◆ GIVEN TASK
Reproduce every entry exactly, without alteration.

== DATASET RECORDS ==

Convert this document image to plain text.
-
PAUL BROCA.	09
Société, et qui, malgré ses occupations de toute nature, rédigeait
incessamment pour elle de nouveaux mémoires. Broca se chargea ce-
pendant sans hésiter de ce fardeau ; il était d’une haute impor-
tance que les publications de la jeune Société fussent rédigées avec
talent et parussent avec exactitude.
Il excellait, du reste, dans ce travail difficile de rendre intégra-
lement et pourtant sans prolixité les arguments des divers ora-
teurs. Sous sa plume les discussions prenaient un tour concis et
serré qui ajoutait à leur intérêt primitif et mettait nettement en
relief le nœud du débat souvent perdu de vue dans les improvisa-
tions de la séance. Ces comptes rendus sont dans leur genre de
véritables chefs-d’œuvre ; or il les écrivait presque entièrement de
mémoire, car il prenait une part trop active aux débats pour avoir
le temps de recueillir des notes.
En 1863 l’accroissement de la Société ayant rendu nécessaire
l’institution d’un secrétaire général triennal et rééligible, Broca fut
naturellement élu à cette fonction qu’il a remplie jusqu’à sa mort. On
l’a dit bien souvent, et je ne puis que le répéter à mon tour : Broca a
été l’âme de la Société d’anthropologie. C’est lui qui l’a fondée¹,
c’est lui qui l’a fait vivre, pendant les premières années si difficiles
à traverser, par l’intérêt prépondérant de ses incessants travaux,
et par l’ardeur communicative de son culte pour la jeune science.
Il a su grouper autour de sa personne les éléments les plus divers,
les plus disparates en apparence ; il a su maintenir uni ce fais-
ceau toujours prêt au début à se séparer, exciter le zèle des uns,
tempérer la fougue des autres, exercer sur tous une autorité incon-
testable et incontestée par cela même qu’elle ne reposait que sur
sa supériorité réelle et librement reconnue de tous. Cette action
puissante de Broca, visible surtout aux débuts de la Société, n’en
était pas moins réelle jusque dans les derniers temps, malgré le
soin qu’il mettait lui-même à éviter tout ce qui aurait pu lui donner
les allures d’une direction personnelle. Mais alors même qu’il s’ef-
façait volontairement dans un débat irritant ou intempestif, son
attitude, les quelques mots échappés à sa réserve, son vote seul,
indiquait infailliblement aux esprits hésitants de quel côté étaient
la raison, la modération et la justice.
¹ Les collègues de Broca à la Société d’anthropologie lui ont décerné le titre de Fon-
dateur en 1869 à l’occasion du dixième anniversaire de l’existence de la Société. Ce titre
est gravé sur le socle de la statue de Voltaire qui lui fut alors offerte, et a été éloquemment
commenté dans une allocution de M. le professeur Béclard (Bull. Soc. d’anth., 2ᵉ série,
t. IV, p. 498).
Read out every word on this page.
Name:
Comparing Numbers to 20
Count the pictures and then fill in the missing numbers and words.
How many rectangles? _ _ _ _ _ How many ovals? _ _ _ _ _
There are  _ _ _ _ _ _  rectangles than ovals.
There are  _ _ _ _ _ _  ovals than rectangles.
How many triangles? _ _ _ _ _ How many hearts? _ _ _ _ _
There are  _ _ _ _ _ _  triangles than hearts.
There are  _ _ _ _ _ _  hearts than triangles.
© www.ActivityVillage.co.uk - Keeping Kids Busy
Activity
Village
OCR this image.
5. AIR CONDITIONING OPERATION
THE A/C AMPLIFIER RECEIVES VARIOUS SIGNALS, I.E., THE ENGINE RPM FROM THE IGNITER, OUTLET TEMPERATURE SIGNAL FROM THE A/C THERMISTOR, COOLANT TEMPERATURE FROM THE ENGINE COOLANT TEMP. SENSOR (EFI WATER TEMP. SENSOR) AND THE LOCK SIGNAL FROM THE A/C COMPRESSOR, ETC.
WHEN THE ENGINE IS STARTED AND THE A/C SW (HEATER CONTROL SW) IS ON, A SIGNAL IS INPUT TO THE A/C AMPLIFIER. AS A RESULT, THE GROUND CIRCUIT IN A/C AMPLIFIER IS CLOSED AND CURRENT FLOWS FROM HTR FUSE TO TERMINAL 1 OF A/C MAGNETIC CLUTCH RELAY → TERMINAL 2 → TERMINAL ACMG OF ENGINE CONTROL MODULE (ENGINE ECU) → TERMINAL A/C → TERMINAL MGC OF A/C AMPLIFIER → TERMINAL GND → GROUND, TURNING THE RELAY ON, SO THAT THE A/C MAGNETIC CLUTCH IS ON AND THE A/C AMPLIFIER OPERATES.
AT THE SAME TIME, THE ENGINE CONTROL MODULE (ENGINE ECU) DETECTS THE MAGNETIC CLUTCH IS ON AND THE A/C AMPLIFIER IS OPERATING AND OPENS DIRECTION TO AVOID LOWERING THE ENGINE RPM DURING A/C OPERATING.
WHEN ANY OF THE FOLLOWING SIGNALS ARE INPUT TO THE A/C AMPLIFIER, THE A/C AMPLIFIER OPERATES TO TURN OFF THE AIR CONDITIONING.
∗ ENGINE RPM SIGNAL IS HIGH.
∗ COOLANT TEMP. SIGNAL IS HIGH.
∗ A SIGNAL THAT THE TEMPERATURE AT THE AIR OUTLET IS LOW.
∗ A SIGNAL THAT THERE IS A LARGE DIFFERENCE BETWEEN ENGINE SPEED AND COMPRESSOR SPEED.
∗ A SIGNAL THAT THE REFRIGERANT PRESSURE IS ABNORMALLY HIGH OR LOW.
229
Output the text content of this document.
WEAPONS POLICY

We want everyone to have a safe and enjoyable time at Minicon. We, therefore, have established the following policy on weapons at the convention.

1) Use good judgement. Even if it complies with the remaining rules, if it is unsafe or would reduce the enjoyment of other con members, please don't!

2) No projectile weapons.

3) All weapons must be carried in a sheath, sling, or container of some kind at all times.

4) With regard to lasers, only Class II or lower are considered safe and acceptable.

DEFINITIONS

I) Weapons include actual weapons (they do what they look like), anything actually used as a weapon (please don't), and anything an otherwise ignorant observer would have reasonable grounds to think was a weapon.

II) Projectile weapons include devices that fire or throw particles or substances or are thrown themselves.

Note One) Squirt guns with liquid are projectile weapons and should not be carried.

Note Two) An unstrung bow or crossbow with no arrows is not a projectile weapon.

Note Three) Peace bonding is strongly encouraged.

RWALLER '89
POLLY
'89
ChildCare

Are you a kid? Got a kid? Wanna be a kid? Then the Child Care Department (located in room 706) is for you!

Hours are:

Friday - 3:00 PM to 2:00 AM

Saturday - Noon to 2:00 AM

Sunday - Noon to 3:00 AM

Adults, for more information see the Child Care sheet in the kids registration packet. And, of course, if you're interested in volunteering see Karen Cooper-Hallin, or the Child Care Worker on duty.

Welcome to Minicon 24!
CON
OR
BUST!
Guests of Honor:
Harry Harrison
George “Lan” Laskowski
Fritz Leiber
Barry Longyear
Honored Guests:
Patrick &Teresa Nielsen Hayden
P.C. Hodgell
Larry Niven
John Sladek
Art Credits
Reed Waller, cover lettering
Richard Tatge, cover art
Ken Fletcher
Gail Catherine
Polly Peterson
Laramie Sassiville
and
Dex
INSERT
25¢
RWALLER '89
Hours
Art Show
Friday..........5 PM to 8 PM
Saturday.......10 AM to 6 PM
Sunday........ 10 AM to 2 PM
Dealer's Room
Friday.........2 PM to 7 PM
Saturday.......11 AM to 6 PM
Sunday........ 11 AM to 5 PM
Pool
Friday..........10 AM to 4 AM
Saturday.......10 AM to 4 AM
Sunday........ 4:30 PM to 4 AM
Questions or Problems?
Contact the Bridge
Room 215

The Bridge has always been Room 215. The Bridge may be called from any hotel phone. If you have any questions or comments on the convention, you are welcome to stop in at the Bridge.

===

◆ ANSWER FOR THE TASK
Convert this document image to plain text.
-
PAUL BROCA.	09
Société, et qui, malgré ses occupations de toute nature, rédigeait
incessamment pour elle de nouveaux mémoires. Broca se chargea ce-
pendant sans hésiter de ce fardeau ; il était d’une haute impor-
tance que les publications de la jeune Société fussent rédigées avec
talent et parussent avec exactitude.
Il excellait, du reste, dans ce travail difficile de rendre intégra-
lement et pourtant sans prolixité les arguments des divers ora-
teurs. Sous sa plume les discussions prenaient un tour concis et
serré qui ajoutait à leur intérêt primitif et mettait nettement en
relief le nœud du débat souvent perdu de vue dans les improvisa-
tions de la séance. Ces comptes rendus sont dans leur genre de
véritables chefs-d’œuvre ; or il les écrivait presque entièrement de
mémoire, car il prenait une part trop active aux débats pour avoir
le temps de recueillir des notes.
En 1863 l’accroissement de la Société ayant rendu nécessaire
l’institution d’un secrétaire général triennal et rééligible, Broca fut
naturellement élu à cette fonction qu’il a remplie jusqu’à sa mort. On
l’a dit bien souvent, et je ne puis que le répéter à mon tour : Broca a
été l’âme de la Société d’anthropologie. C’est lui qui l’a fondée¹,
c’est lui qui l’a fait vivre, pendant les premières années si difficiles
à traverser, par l’intérêt prépondérant de ses incessants travaux,
et par l’ardeur communicative de son culte pour la jeune science.
Il a su grouper autour de sa personne les éléments les plus divers,
les plus disparates en apparence ; il a su maintenir uni ce fais-
ceau toujours prêt au début à se séparer, exciter le zèle des uns,
tempérer la fougue des autres, exercer sur tous une autorité incon-
testable et incontestée par cela même qu’elle ne reposait que sur
sa supériorité réelle et librement reconnue de tous. Cette action
puissante de Broca, visible surtout aux débuts de la Société, n’en
était pas moins réelle jusque dans les derniers temps, malgré le
soin qu’il mettait lui-même à éviter tout ce qui aurait pu lui donner
les allures d’une direction personnelle. Mais alors même qu’il s’ef-
façait volontairement dans un débat irritant ou intempestif, son
attitude, les quelques mots échappés à sa réserve, son vote seul,
indiquait infailliblement aux esprits hésitants de quel côté étaient
la raison, la modération et la justice.
¹ Les collègues de Broca à la Société d’anthropologie lui ont décerné le titre de Fon-
dateur en 1869 à l’occasion du dixième anniversaire de l’existence de la Société. Ce titre
est gravé sur le socle de la statue de Voltaire qui lui fut alors offerte, et a été éloquemment
commenté dans une allocution de M. le professeur Béclard (Bull. Soc. d’anth., 2ᵉ série,
t. IV, p. 498).
Read out every word on this page.
Name:
Comparing Numbers to 20
Count the pictures and then fill in the missing numbers and words.
How many rectangles? _ _ _ _ _ How many ovals? _ _ _ _ _
There are  _ _ _ _ _ _  rectangles than ovals.
There are  _ _ _ _ _ _  ovals than rectangles.
How many triangles? _ _ _ _ _ How many hearts? _ _ _ _ _
There are  _ _ _ _ _ _  triangles than hearts.
There are  _ _ _ _ _ _  hearts than triangles.
© www.ActivityVillage.co.uk - Keeping Kids Busy
Activity
Village
OCR this image.
5. AIR CONDITIONING OPERATION
THE A/C AMPLIFIER RECEIVES VARIOUS SIGNALS, I.E., THE ENGINE RPM FROM THE IGNITER, OUTLET TEMPERATURE SIGNAL FROM THE A/C THERMISTOR, COOLANT TEMPERATURE FROM THE ENGINE COOLANT TEMP. SENSOR (EFI WATER TEMP. SENSOR) AND THE LOCK SIGNAL FROM THE A/C COMPRESSOR, ETC.
WHEN THE ENGINE IS STARTED AND THE A/C SW (HEATER CONTROL SW) IS ON, A SIGNAL IS INPUT TO THE A/C AMPLIFIER. AS A RESULT, THE GROUND CIRCUIT IN A/C AMPLIFIER IS CLOSED AND CURRENT FLOWS FROM HTR FUSE TO TERMINAL 1 OF A/C MAGNETIC CLUTCH RELAY → TERMINAL 2 → TERMINAL ACMG OF ENGINE CONTROL MODULE (ENGINE ECU) → TERMINAL A/C → TERMINAL MGC OF A/C AMPLIFIER → TERMINAL GND → GROUND, TURNING THE RELAY ON, SO THAT THE A/C MAGNETIC CLUTCH IS ON AND THE A/C AMPLIFIER OPERATES.
AT THE SAME TIME, THE ENGINE CONTROL MODULE (ENGINE ECU) DETECTS THE MAGNETIC CLUTCH IS ON AND THE A/C AMPLIFIER IS OPERATING AND OPENS DIRECTION TO AVOID LOWERING THE ENGINE RPM DURING A/C OPERATING.
WHEN ANY OF THE FOLLOWING SIGNALS ARE INPUT TO THE A/C AMPLIFIER, THE A/C AMPLIFIER OPERATES TO TURN OFF THE AIR CONDITIONING.
∗ ENGINE RPM SIGNAL IS HIGH.
∗ COOLANT TEMP. SIGNAL IS HIGH.
∗ A SIGNAL THAT THE TEMPERATURE AT THE AIR OUTLET IS LOW.
∗ A SIGNAL THAT THERE IS A LARGE DIFFERENCE BETWEEN ENGINE SPEED AND COMPRESSOR SPEED.
∗ A SIGNAL THAT THE REFRIGERANT PRESSURE IS ABNORMALLY HIGH OR LOW.
229
Output the text content of this document.
WEAPONS POLICY

We want everyone to have a safe and enjoyable time at Minicon. We, therefore, have established the following policy on weapons at the convention.

1) Use good judgement. Even if it complies with the remaining rules, if it is unsafe or would reduce the enjoyment of other con members, please don't!

2) No projectile weapons.

3) All weapons must be carried in a sheath, sling, or container of some kind at all times.

4) With regard to lasers, only Class II or lower are considered safe and acceptable.

DEFINITIONS

I) Weapons include actual weapons (they do what they look like), anything actually used as a weapon (please don't), and anything an otherwise ignorant observer would have reasonable grounds to think was a weapon.

II) Projectile weapons include devices that fire or throw particles or substances or are thrown themselves.

Note One) Squirt guns with liquid are projectile weapons and should not be carried.

Note Two) An unstrung bow or crossbow with no arrows is not a projectile weapon.

Note Three) Peace bonding is strongly encouraged.

RWALLER '89
POLLY
'89
ChildCare

Are you a kid? Got a kid? Wanna be a kid? Then the Child Care Department (located in room 706) is for you!

Hours are:

Friday - 3:00 PM to 2:00 AM

Saturday - Noon to 2:00 AM

Sunday - Noon to 3:00 AM

Adults, for more information see the Child Care sheet in the kids registration packet. And, of course, if you're interested in volunteering see Karen Cooper-Hallin, or the Child Care Worker on duty.

Welcome to Minicon 24!
CON
OR
BUST!
Guests of Honor:
Harry Harrison
George “Lan” Laskowski
Fritz Leiber
Barry Longyear
Honored Guests:
Patrick &Teresa Nielsen Hayden
P.C. Hodgell
Larry Niven
John Sladek
Art Credits
Reed Waller, cover lettering
Richard Tatge, cover art
Ken Fletcher
Gail Catherine
Polly Peterson
Laramie Sassiville
and
Dex
INSERT
25¢
RWALLER '89
Hours
Art Show
Friday..........5 PM to 8 PM
Saturday.......10 AM to 6 PM
Sunday........ 10 AM to 2 PM
Dealer's Room
Friday.........2 PM to 7 PM
Saturday.......11 AM to 6 PM
Sunday........ 11 AM to 5 PM
Pool
Friday..........10 AM to 4 AM
Saturday.......10 AM to 4 AM
Sunday........ 4:30 PM to 4 AM
Questions or Problems?
Contact the Bridge
Room 215

The Bridge has always been Room 215. The Bridge may be called from any hotel phone. If you have any questions or comments on the convention, you are welcome to stop in at the Bridge.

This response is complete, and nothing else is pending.